Repeat everything in the material exactly.

::::::::::

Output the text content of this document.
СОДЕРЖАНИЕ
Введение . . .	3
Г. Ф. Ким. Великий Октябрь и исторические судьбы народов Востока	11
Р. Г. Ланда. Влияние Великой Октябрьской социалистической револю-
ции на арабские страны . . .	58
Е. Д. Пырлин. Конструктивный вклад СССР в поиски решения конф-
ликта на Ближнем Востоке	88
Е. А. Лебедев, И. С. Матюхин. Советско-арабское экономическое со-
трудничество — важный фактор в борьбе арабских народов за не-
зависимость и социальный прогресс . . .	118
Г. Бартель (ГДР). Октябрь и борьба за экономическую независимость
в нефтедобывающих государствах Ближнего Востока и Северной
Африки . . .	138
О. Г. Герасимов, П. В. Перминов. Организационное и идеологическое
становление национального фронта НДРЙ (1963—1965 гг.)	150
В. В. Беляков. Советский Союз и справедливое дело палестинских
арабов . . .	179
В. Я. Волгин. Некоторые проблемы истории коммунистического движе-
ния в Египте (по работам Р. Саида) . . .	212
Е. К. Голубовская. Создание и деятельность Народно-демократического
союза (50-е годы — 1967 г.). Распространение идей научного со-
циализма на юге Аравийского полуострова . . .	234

::::::::::

RESPONSE TO THIS EXERCISE:
Output the text content of this document.
СОДЕРЖАНИЕ
Введение . . .	3
Г. Ф. Ким. Великий Октябрь и исторические судьбы народов Востока	11
Р. Г. Ланда. Влияние Великой Октябрьской социалистической револю-
ции на арабские страны . . .	58
Е. Д. Пырлин. Конструктивный вклад СССР в поиски решения конф-
ликта на Ближнем Востоке	88
Е. А. Лебедев, И. С. Матюхин. Советско-арабское экономическое со-
трудничество — важный фактор в борьбе арабских народов за не-
зависимость и социальный прогресс . . .	118
Г. Бартель (ГДР). Октябрь и борьба за экономическую независимость
в нефтедобывающих государствах Ближнего Востока и Северной
Африки . . .	138
О. Г. Герасимов, П. В. Перминов. Организационное и идеологическое
становление национального фронта НДРЙ (1963—1965 гг.)	150
В. В. Беляков. Советский Союз и справедливое дело палестинских
арабов . . .	179
В. Я. Волгин. Некоторые проблемы истории коммунистического движе-
ния в Египте (по работам Р. Саида) . . .	212
Е. К. Голубовская. Создание и деятельность Народно-демократического
союза (50-е годы — 1967 г.). Распространение идей научного со-
циализма на юге Аравийского полуострова . . .	234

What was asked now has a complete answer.